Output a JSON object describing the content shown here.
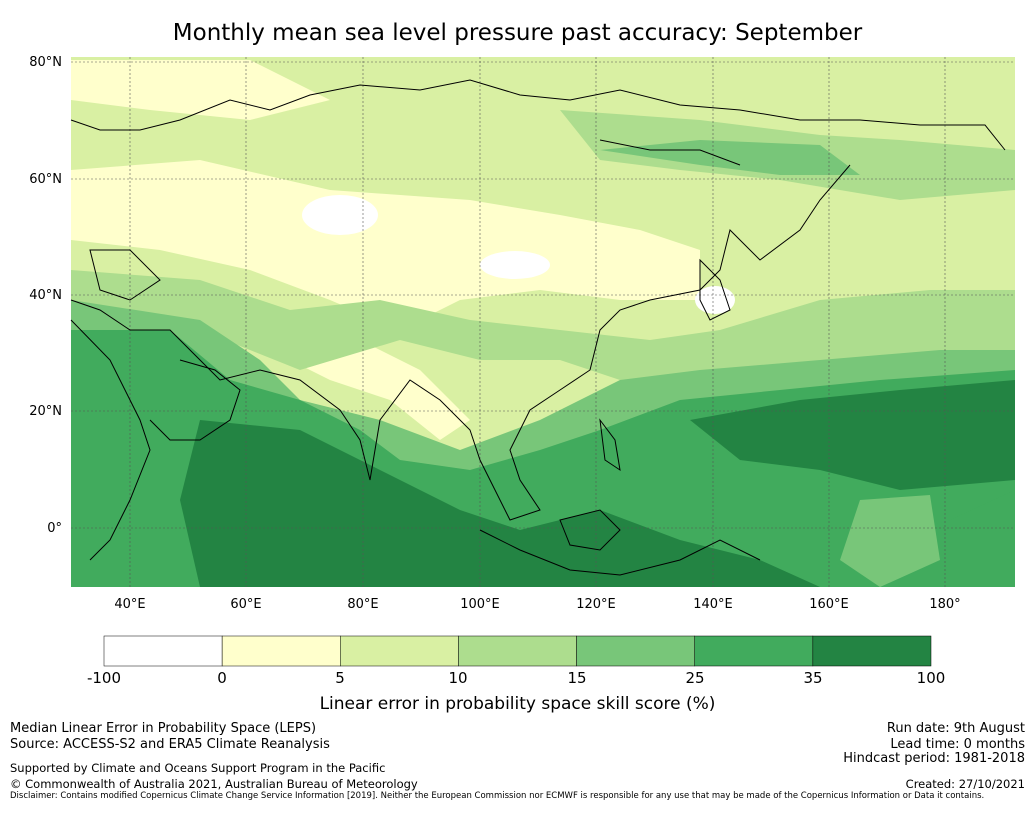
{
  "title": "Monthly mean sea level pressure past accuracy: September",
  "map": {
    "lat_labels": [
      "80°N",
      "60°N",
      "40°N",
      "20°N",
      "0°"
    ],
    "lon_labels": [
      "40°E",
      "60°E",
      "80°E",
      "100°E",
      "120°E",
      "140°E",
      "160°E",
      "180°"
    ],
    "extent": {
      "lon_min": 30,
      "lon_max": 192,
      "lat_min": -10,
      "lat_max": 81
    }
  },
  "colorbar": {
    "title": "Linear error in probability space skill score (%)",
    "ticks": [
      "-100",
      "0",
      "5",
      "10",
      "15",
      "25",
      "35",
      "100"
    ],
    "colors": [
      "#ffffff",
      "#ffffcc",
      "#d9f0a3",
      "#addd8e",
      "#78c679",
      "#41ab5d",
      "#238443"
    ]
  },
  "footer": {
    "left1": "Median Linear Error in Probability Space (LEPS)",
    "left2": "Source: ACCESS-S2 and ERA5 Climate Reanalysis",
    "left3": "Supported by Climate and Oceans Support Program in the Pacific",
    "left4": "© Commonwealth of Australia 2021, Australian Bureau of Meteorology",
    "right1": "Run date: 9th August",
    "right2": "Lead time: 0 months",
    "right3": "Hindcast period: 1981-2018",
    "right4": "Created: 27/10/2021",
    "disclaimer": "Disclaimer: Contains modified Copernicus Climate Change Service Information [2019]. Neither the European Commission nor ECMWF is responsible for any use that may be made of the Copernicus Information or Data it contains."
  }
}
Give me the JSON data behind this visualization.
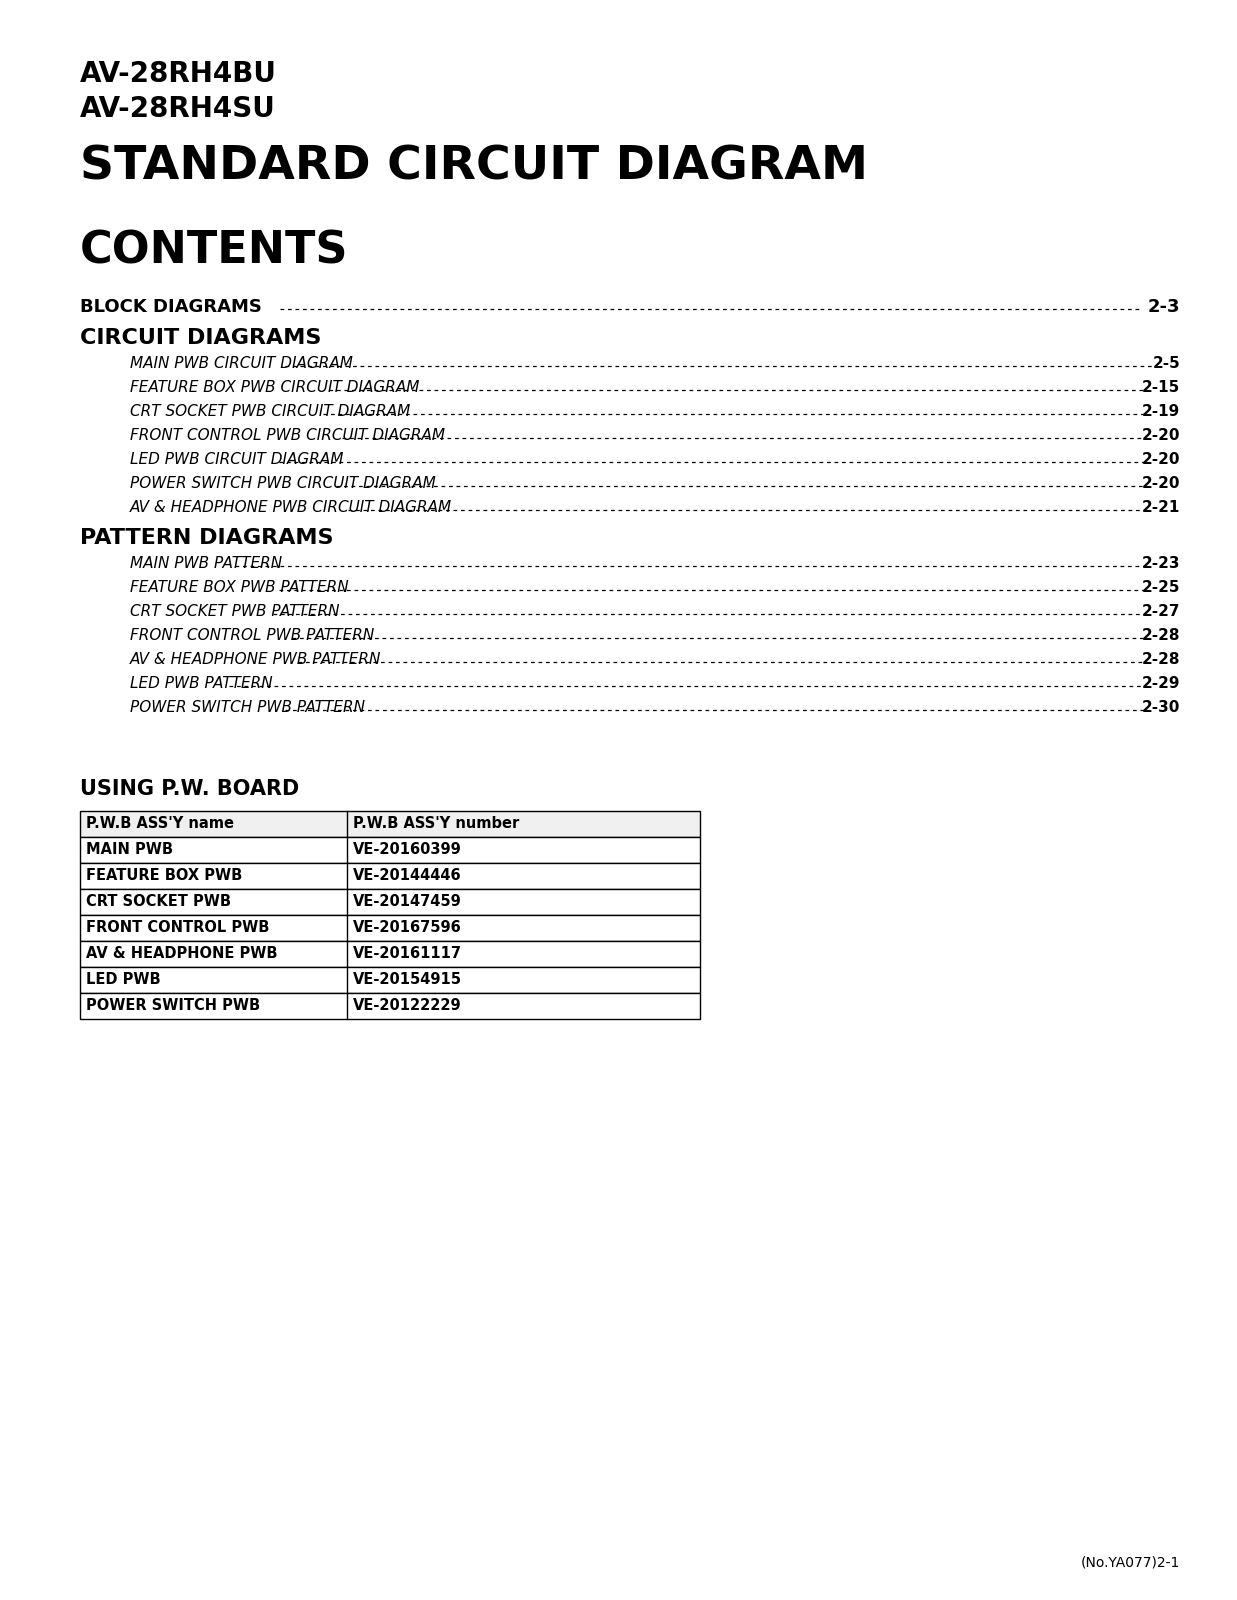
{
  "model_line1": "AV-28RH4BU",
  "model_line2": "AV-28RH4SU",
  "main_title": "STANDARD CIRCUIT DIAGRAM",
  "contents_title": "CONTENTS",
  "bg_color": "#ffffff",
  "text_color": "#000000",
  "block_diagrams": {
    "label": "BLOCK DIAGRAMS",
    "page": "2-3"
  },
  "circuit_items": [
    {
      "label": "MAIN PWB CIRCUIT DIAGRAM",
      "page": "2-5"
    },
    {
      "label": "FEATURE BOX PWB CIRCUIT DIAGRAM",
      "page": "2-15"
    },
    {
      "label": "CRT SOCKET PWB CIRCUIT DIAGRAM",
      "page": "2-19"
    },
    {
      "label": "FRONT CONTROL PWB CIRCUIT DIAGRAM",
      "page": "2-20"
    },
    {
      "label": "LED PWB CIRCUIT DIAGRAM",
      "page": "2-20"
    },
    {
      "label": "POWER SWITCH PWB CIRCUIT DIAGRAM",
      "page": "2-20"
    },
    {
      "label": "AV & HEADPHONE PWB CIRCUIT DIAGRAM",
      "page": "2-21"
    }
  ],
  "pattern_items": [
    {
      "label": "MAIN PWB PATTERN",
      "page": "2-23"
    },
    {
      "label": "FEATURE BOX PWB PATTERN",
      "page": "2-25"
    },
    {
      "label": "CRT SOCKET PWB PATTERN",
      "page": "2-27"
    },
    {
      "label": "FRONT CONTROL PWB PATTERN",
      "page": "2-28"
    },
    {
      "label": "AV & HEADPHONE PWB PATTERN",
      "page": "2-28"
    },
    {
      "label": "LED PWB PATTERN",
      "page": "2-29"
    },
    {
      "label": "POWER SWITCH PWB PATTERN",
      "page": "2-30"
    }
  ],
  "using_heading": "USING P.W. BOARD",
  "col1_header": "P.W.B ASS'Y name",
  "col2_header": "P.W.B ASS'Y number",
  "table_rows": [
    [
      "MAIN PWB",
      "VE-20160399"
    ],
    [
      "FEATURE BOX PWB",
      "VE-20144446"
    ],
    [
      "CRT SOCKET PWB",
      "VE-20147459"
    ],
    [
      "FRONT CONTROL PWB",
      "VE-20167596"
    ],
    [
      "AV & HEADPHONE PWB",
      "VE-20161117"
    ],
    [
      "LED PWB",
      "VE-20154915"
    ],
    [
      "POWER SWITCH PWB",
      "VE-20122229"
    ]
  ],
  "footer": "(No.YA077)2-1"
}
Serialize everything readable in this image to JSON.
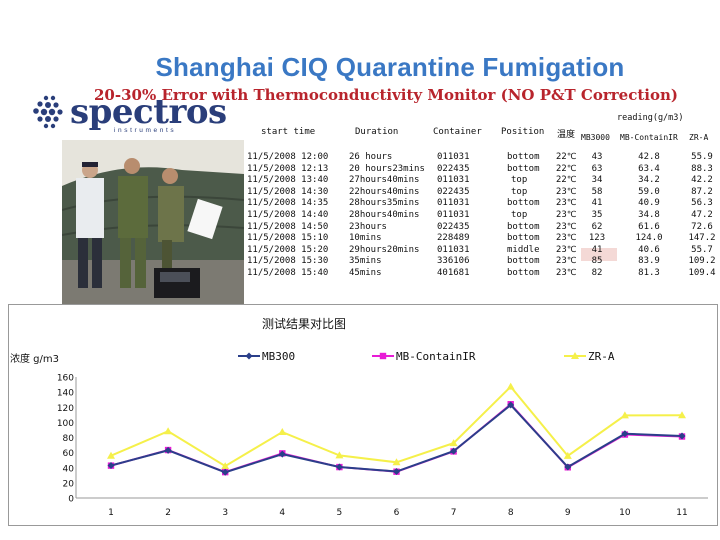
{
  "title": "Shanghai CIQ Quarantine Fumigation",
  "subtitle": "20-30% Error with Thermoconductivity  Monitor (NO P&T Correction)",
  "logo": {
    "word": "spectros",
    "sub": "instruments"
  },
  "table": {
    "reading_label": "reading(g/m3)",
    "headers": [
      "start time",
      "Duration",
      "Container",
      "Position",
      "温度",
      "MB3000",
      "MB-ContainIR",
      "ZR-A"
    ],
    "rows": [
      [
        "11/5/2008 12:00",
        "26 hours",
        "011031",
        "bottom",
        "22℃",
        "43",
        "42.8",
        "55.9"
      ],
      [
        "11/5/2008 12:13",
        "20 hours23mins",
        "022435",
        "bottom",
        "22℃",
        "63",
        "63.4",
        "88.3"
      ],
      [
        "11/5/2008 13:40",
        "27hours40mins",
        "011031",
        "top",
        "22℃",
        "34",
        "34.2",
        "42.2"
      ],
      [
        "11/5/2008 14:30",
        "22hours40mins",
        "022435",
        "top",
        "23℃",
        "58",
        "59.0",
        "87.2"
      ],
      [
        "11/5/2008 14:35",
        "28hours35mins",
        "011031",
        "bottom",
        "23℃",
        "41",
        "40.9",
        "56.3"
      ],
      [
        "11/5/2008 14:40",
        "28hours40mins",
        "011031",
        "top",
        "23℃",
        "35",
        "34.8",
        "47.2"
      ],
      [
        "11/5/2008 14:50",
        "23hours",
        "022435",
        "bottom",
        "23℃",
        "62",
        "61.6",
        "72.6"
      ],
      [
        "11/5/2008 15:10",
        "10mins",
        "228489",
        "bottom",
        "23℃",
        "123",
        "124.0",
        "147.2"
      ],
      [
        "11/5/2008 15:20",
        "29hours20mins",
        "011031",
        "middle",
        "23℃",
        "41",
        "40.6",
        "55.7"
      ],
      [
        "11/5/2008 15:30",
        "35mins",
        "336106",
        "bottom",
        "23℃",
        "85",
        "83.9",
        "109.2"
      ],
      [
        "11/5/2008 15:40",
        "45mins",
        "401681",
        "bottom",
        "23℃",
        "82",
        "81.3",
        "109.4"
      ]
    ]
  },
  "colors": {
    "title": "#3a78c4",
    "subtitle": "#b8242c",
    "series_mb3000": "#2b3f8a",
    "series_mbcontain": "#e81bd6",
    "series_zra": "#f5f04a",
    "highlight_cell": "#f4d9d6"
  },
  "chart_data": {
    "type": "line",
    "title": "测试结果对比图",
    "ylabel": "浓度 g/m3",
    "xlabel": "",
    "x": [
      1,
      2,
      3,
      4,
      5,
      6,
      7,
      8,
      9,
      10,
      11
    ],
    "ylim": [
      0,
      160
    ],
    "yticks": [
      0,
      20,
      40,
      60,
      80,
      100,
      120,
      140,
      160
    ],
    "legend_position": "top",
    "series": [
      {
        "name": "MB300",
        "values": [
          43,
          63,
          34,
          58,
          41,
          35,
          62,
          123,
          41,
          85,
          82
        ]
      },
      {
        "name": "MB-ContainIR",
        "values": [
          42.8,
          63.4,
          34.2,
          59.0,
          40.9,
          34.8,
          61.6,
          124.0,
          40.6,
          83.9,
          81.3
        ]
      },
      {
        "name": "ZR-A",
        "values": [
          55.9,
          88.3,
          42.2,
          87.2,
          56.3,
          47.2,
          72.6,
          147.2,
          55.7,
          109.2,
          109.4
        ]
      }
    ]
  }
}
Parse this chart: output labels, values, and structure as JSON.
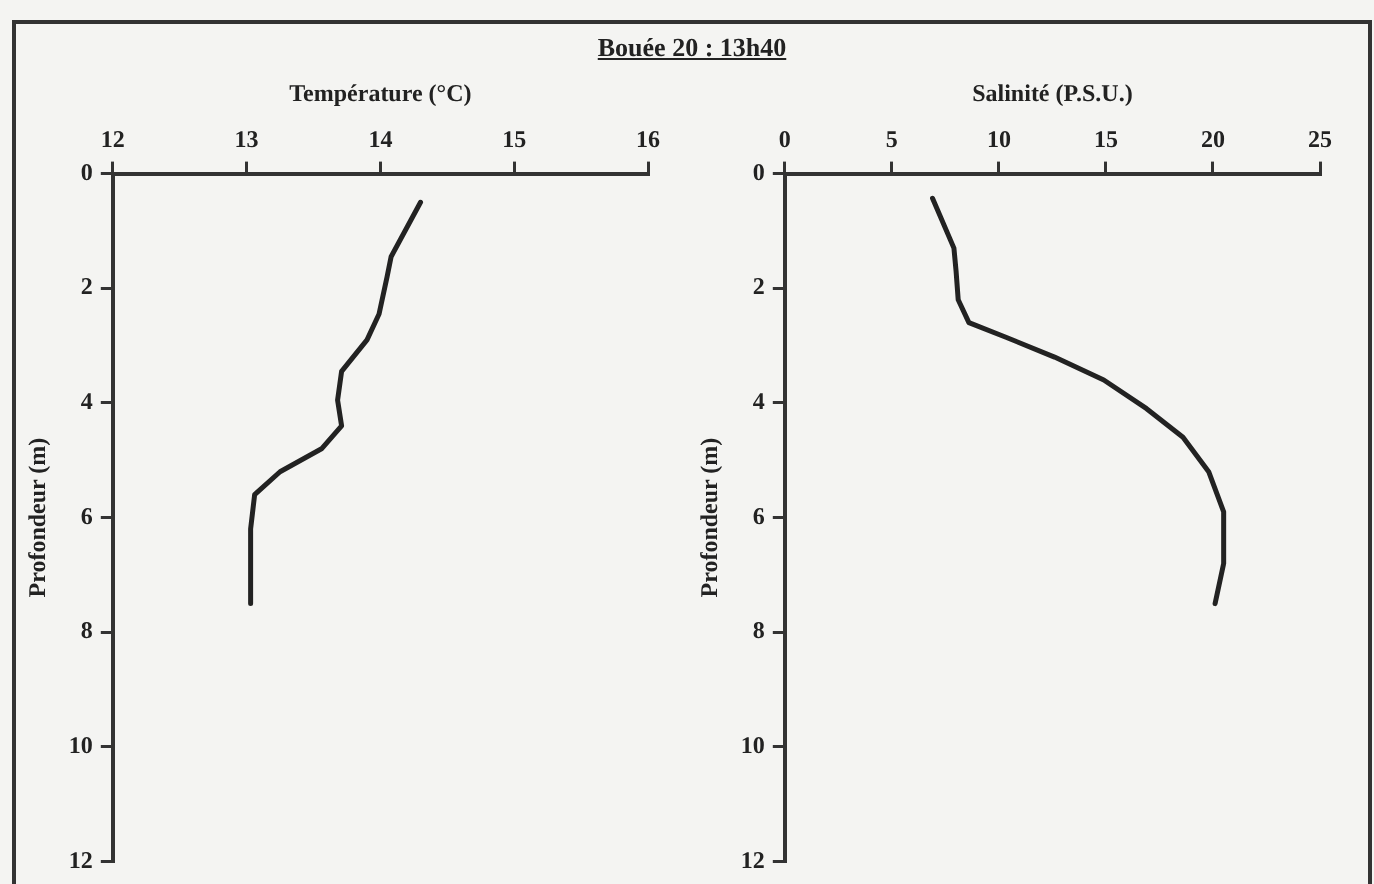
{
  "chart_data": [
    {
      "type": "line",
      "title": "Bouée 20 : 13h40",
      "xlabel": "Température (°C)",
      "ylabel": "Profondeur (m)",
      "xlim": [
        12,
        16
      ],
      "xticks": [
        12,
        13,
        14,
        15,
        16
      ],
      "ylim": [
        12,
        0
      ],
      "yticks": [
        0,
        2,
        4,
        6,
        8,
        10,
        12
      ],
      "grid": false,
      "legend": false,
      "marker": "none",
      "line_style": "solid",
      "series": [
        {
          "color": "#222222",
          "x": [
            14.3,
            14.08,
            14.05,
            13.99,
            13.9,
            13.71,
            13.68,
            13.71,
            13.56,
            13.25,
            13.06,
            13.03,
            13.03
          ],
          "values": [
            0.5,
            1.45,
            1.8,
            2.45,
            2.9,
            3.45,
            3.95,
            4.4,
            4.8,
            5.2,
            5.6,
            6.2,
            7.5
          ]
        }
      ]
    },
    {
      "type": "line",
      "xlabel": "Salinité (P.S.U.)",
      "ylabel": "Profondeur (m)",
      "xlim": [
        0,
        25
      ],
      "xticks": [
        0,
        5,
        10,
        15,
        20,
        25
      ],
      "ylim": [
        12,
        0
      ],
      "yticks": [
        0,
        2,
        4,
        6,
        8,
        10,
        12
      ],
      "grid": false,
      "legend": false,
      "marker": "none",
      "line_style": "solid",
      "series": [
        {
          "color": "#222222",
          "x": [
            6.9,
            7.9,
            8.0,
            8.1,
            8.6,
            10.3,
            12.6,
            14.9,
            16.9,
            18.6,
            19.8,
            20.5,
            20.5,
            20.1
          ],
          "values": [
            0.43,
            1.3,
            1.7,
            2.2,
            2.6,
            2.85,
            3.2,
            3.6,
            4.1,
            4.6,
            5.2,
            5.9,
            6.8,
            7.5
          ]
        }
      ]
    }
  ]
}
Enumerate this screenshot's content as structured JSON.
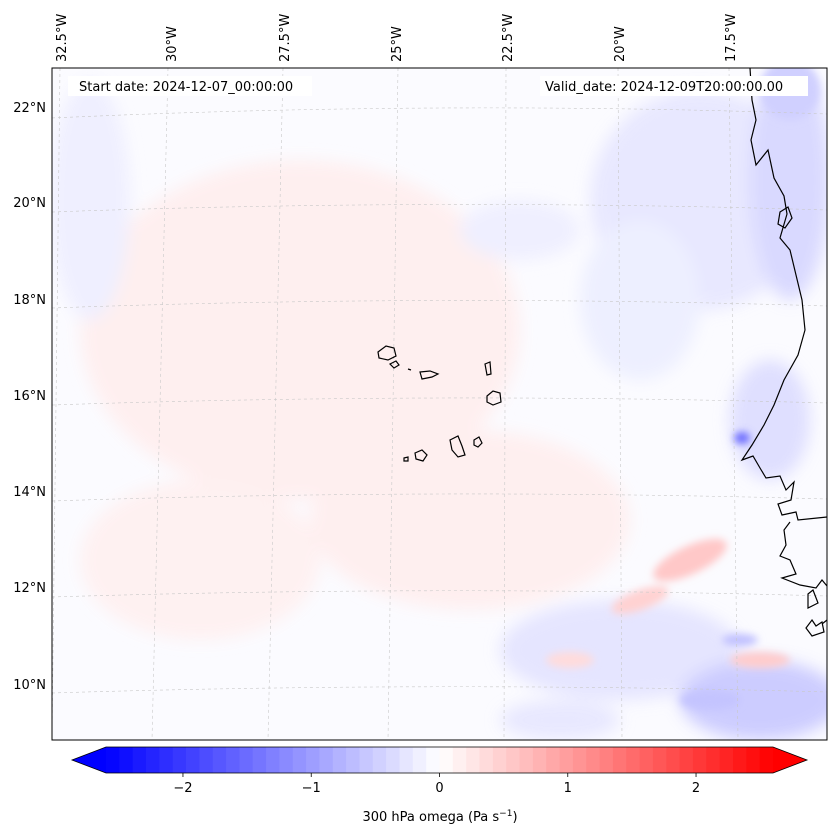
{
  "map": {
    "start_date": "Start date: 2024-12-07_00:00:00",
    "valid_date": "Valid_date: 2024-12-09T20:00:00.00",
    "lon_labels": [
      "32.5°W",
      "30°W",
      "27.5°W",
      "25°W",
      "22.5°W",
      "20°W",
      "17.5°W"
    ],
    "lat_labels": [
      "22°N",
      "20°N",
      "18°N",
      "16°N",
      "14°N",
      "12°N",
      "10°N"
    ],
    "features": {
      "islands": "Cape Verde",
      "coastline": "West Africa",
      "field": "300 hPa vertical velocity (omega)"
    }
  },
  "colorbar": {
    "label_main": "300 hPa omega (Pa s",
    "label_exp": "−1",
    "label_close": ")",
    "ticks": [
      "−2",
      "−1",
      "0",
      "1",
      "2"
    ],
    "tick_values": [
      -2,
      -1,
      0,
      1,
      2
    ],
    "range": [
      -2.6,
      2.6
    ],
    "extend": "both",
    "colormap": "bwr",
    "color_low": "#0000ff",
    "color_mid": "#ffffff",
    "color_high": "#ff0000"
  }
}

_____

Output only the lines from the one that contains "Enumerate this screenshot's" to the end of the entries above, both end lines included, and drop the pictures.

**Solution to this exercise:**
Enumerate this screenshot's content as structured JSON.
{
  "map": {
    "start_date": "Start date: 2024-12-07_00:00:00",
    "valid_date": "Valid_date: 2024-12-09T20:00:00.00",
    "lon_labels": [
      "32.5°W",
      "30°W",
      "27.5°W",
      "25°W",
      "22.5°W",
      "20°W",
      "17.5°W"
    ],
    "lat_labels": [
      "22°N",
      "20°N",
      "18°N",
      "16°N",
      "14°N",
      "12°N",
      "10°N"
    ],
    "features": {
      "islands": "Cape Verde",
      "coastline": "West Africa",
      "field": "300 hPa vertical velocity (omega)"
    }
  },
  "colorbar": {
    "label_main": "300 hPa omega (Pa s",
    "label_exp": "−1",
    "label_close": ")",
    "ticks": [
      "−2",
      "−1",
      "0",
      "1",
      "2"
    ],
    "tick_values": [
      -2,
      -1,
      0,
      1,
      2
    ],
    "range": [
      -2.6,
      2.6
    ],
    "extend": "both",
    "colormap": "bwr",
    "color_low": "#0000ff",
    "color_mid": "#ffffff",
    "color_high": "#ff0000"
  }
}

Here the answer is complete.